Data excerpts:
..............................

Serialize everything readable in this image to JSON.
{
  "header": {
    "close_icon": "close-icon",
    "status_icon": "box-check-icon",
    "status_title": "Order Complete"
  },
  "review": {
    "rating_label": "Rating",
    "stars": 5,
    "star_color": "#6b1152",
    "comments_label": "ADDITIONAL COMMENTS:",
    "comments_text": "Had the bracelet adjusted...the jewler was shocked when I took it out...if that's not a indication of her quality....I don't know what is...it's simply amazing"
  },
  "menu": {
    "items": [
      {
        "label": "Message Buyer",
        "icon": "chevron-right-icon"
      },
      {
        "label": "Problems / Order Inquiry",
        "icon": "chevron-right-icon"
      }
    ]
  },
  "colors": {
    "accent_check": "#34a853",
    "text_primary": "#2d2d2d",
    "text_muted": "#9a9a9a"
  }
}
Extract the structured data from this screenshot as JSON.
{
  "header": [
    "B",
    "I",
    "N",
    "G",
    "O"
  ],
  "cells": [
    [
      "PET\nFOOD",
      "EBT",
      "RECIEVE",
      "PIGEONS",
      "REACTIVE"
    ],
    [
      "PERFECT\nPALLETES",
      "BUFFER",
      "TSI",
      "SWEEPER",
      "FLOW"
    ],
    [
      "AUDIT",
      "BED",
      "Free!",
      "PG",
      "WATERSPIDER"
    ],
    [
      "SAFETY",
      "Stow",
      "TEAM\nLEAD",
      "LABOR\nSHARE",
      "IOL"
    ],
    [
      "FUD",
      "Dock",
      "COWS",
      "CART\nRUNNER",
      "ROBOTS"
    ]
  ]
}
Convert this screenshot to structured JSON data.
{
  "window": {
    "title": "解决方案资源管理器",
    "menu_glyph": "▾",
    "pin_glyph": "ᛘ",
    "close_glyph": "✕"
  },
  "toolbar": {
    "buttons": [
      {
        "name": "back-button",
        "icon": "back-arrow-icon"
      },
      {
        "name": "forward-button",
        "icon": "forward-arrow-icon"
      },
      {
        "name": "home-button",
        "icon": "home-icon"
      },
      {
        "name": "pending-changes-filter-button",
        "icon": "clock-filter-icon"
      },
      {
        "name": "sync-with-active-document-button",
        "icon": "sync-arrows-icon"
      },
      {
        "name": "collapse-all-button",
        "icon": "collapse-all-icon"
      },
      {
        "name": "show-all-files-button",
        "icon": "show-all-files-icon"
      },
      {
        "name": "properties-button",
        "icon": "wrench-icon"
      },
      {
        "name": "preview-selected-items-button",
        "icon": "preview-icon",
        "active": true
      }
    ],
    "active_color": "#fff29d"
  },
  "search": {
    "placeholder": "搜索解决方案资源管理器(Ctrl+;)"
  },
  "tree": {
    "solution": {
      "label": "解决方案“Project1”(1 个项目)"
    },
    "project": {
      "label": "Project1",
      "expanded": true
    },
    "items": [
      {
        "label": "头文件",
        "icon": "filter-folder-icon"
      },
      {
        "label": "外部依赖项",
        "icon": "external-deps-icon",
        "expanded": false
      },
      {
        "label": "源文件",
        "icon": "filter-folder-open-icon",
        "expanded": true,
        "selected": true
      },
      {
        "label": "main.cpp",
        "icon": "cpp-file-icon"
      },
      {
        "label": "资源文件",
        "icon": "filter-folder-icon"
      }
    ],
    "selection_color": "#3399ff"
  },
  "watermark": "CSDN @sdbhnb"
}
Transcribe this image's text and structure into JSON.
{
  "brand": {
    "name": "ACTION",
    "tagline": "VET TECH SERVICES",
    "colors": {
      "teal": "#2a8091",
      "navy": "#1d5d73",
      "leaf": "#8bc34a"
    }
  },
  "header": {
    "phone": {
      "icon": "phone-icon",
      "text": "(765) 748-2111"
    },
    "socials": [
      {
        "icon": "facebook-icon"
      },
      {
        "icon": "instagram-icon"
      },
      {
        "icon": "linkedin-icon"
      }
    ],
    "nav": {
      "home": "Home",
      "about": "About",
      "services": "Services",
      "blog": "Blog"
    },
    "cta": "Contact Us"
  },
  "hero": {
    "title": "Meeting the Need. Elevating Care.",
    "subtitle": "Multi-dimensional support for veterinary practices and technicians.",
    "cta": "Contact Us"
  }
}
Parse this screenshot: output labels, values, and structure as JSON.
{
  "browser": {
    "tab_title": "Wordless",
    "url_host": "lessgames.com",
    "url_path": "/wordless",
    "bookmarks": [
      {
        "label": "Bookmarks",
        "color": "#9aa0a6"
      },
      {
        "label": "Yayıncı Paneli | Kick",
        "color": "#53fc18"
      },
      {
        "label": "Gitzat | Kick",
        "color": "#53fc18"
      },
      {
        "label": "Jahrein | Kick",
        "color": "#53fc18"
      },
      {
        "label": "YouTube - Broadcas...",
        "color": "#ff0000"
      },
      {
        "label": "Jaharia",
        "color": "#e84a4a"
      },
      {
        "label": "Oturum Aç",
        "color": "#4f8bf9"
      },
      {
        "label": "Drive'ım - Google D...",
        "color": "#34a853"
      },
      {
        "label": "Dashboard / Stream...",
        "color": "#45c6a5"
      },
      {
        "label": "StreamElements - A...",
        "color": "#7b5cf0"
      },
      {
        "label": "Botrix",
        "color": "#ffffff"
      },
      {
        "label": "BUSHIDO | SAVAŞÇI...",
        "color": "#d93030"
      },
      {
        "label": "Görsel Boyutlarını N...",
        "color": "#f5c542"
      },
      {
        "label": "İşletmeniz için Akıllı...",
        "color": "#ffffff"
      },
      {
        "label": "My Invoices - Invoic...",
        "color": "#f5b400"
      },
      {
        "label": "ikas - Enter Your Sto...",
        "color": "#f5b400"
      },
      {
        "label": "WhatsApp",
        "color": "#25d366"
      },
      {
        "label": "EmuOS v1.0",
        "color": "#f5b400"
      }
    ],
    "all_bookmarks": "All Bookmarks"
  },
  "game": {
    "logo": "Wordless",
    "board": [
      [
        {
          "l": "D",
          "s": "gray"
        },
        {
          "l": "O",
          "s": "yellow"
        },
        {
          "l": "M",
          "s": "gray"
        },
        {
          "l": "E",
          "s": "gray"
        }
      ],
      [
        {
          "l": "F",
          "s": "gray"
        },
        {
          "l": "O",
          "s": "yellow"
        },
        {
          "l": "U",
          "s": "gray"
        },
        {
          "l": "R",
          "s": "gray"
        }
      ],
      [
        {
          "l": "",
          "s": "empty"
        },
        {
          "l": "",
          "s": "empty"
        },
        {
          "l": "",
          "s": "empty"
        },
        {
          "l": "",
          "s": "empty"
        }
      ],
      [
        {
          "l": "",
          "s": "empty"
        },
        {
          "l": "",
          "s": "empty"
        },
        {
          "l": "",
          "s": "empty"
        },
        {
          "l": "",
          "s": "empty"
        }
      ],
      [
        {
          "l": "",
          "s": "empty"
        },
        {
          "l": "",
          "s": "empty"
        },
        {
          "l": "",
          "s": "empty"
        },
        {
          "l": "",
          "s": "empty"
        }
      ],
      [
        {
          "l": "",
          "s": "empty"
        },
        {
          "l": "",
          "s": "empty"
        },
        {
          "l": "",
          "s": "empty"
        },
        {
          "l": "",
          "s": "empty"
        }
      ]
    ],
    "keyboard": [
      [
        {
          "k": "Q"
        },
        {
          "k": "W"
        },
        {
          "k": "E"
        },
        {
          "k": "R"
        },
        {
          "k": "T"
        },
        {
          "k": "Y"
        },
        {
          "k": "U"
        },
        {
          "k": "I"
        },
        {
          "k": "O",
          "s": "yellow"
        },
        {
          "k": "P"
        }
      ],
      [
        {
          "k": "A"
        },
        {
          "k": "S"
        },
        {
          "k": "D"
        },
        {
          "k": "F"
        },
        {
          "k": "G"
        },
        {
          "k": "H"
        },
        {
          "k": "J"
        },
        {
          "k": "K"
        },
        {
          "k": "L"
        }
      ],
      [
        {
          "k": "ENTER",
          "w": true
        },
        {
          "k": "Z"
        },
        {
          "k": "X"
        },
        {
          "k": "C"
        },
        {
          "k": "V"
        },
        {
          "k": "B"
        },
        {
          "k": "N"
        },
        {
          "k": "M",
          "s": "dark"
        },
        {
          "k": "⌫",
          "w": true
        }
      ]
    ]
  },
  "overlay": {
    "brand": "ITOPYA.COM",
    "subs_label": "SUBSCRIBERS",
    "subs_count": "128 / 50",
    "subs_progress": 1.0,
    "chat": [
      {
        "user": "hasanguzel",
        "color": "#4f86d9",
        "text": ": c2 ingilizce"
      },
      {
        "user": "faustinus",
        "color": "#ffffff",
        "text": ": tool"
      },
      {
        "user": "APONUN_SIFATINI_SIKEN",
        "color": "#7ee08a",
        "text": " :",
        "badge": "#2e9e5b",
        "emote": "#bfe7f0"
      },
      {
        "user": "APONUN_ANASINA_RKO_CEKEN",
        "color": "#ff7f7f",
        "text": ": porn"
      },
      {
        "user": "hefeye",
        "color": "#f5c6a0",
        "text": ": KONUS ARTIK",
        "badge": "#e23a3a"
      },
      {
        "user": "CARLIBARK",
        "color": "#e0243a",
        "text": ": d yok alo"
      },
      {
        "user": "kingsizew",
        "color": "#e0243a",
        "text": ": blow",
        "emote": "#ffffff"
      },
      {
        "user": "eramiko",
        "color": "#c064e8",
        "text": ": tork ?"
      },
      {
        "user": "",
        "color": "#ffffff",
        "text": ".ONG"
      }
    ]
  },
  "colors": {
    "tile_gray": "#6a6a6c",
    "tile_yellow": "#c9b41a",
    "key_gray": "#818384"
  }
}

..............................

Task description: Within the listing above, work out how many lines contain the string "Order", and reply with that number only.

Solution to the problem: 2